▶ **PROBLEM**
Without the pictures, return all of the material exactly as written.

▶ **AVAILABLE DATA**
START
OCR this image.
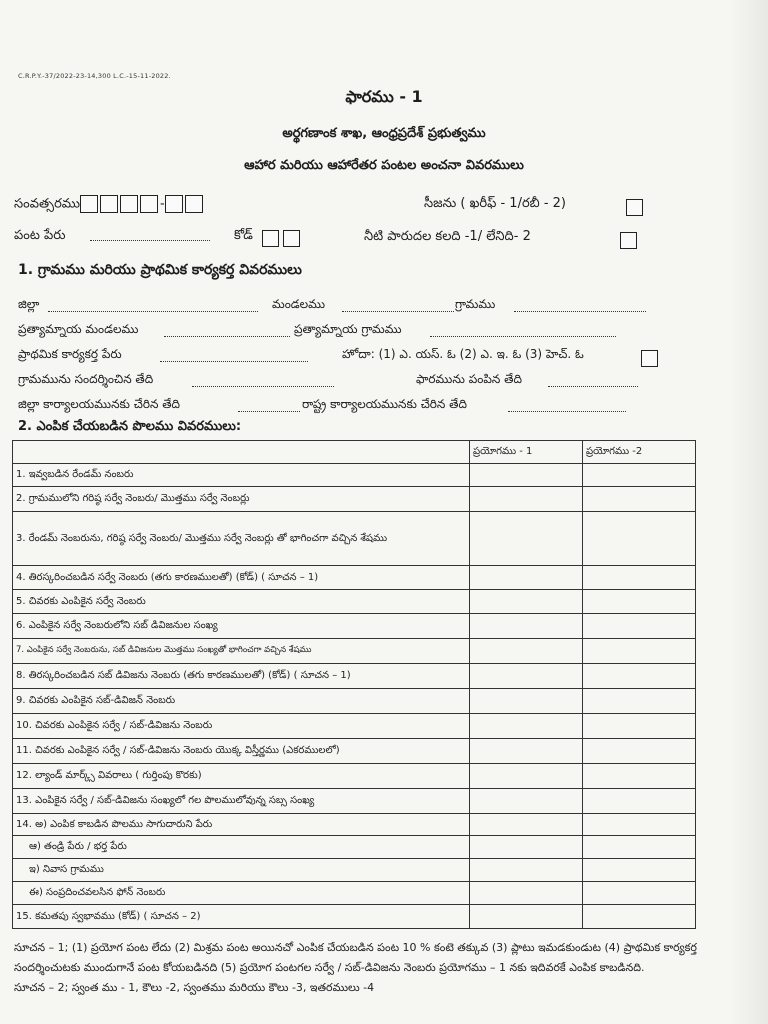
C.R.P.Y.-37/2022-23-14,300 L.C.-15-11-2022.
ఫారము - 1
అర్థగణాంక శాఖ, ఆంధ్రప్రదేశ్ ప్రభుత్వము
ఆహార మరియు ఆహారేతర పంటల అంచనా వివరములు
సంవత్సరము	-	సీజను ( ఖరీఫ్ - 1/రబీ - 2)
పంట పేరు	కోడ్	నీటి పారుదల కలది -1/ లేనిది- 2
1. గ్రామము మరియు ప్రాథమిక కార్యకర్త వివరములు
జిల్లా	మండలము	గ్రామము
ప్రత్యామ్నాయ మండలము	ప్రత్యామ్నాయ గ్రామము
ప్రాథమిక కార్యకర్త పేరు	హోదా: (1) ఎ. యస్. ఓ (2) ఎ. ఇ. ఓ (3) హెచ్. ఓ
గ్రామమును సందర్శించిన తేది	ఫారమును పంపిన తేది
జిల్లా కార్యాలయమునకు చేరిన తేది	రాష్ట్ర కార్యాలయమునకు చేరిన తేది
2. ఎంపిక చేయబడిన పొలము వివరములు:
	ప్రయోగము - 1	ప్రయోగము -2
1. ఇవ్వబడిన రేండమ్ నంబరు		
2. గ్రామములోని గరిష్ఠ సర్వే నెంబరు/ మొత్తము సర్వే నెంబర్లు		
3. రేండమ్ నెంబరును, గరిష్ఠ సర్వే నెంబరు/ మొత్తము సర్వే నెంబర్లు తో భాగించగా వచ్చిన శేషము		
4. తిరస్కరించబడిన సర్వే నెంబరు (తగు కారణములతో) (కోడ్) ( సూచన – 1)		
5. చివరకు ఎంపికైన సర్వే నెంబరు		
6. ఎంపికైన సర్వే నెంబరులోని సబ్ డివిజనుల సంఖ్య		
7. ఎంపికైన సర్వే నెంబరును, సబ్ డివిజనుల మొత్తము సంఖ్యతో భాగించగా వచ్చిన శేషము		
8. తిరస్కరించబడిన సబ్ డివిజను నెంబరు (తగు కారణములతో) (కోడ్) ( సూచన – 1)		
9. చివరకు ఎంపికైన సబ్-డివిజన్ నెంబరు		
10. చివరకు ఎంపికైన సర్వే / సబ్-డివిజను నెంబరు		
11. చివరకు ఎంపికైన సర్వే / సబ్-డివిజను నెంబరు యొక్క విస్తీర్ణము (ఎకరములలో)		
12. ల్యాండ్ మార్క్స్ వివరాలు ( గుర్తింపు కొరకు)		
13. ఎంపికైన సర్వే / సబ్-డివిజను సంఖ్యలో గల పొలములోవున్న సబ్స సంఖ్య		
14. అ) ఎంపిక కాబడిన పొలము సాగుదారుని పేరు		
ఆ) తండ్రి పేరు / భర్త పేరు		
ఇ) నివాస గ్రామము		
ఈ) సంప్రదించవలసిన ఫోన్ నెంబరు		
15. కమతపు స్వభావము (కోడ్) ( సూచన – 2)		
సూచన – 1; (1) ప్రయోగ పంట లేదు (2) మిశ్రమ పంట అయినచో ఎంపిక చేయబడిన పంట 10 % కంటె తక్కువ (3) ప్లాటు ఇమడకుండుట (4) ప్రాథమిక కార్యకర్త సందర్శించుటకు ముందుగానే పంట కోయబడినది (5) ప్రయోగ పంటగల సర్వే / సబ్-డివిజను నెంబరు ప్రయోగము – 1 నకు ఇదివరకే ఎంపిక కాబడినది.
సూచన – 2; స్వంత ము - 1, కౌలు -2, స్వంతము మరియు కౌలు -3, ఇతరములు -4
END
▶ **EXERCISE ANSWER**
OCR this image.
C.R.P.Y.-37/2022-23-14,300 L.C.-15-11-2022.
ఫారము - 1
అర్థగణాంక శాఖ, ఆంధ్రప్రదేశ్ ప్రభుత్వము
ఆహార మరియు ఆహారేతర పంటల అంచనా వివరములు
సంవత్సరము	-	సీజను ( ఖరీఫ్ - 1/రబీ - 2)
పంట పేరు	కోడ్	నీటి పారుదల కలది -1/ లేనిది- 2
1. గ్రామము మరియు ప్రాథమిక కార్యకర్త వివరములు
జిల్లా	మండలము	గ్రామము
ప్రత్యామ్నాయ మండలము	ప్రత్యామ్నాయ గ్రామము
ప్రాథమిక కార్యకర్త పేరు	హోదా: (1) ఎ. యస్. ఓ (2) ఎ. ఇ. ఓ (3) హెచ్. ఓ
గ్రామమును సందర్శించిన తేది	ఫారమును పంపిన తేది
జిల్లా కార్యాలయమునకు చేరిన తేది	రాష్ట్ర కార్యాలయమునకు చేరిన తేది
2. ఎంపిక చేయబడిన పొలము వివరములు:
	ప్రయోగము - 1	ప్రయోగము -2
1. ఇవ్వబడిన రేండమ్ నంబరు		
2. గ్రామములోని గరిష్ఠ సర్వే నెంబరు/ మొత్తము సర్వే నెంబర్లు		
3. రేండమ్ నెంబరును, గరిష్ఠ సర్వే నెంబరు/ మొత్తము సర్వే నెంబర్లు తో భాగించగా వచ్చిన శేషము		
4. తిరస్కరించబడిన సర్వే నెంబరు (తగు కారణములతో) (కోడ్) ( సూచన – 1)		
5. చివరకు ఎంపికైన సర్వే నెంబరు		
6. ఎంపికైన సర్వే నెంబరులోని సబ్ డివిజనుల సంఖ్య		
7. ఎంపికైన సర్వే నెంబరును, సబ్ డివిజనుల మొత్తము సంఖ్యతో భాగించగా వచ్చిన శేషము		
8. తిరస్కరించబడిన సబ్ డివిజను నెంబరు (తగు కారణములతో) (కోడ్) ( సూచన – 1)		
9. చివరకు ఎంపికైన సబ్-డివిజన్ నెంబరు		
10. చివరకు ఎంపికైన సర్వే / సబ్-డివిజను నెంబరు		
11. చివరకు ఎంపికైన సర్వే / సబ్-డివిజను నెంబరు యొక్క విస్తీర్ణము (ఎకరములలో)		
12. ల్యాండ్ మార్క్స్ వివరాలు ( గుర్తింపు కొరకు)		
13. ఎంపికైన సర్వే / సబ్-డివిజను సంఖ్యలో గల పొలములోవున్న సబ్స సంఖ్య		
14. అ) ఎంపిక కాబడిన పొలము సాగుదారుని పేరు		
ఆ) తండ్రి పేరు / భర్త పేరు		
ఇ) నివాస గ్రామము		
ఈ) సంప్రదించవలసిన ఫోన్ నెంబరు		
15. కమతపు స్వభావము (కోడ్) ( సూచన – 2)		
సూచన – 1; (1) ప్రయోగ పంట లేదు (2) మిశ్రమ పంట అయినచో ఎంపిక చేయబడిన పంట 10 % కంటె తక్కువ (3) ప్లాటు ఇమడకుండుట (4) ప్రాథమిక కార్యకర్త సందర్శించుటకు ముందుగానే పంట కోయబడినది (5) ప్రయోగ పంటగల సర్వే / సబ్-డివిజను నెంబరు ప్రయోగము – 1 నకు ఇదివరకే ఎంపిక కాబడినది.
సూచన – 2; స్వంత ము - 1, కౌలు -2, స్వంతము మరియు కౌలు -3, ఇతరములు -4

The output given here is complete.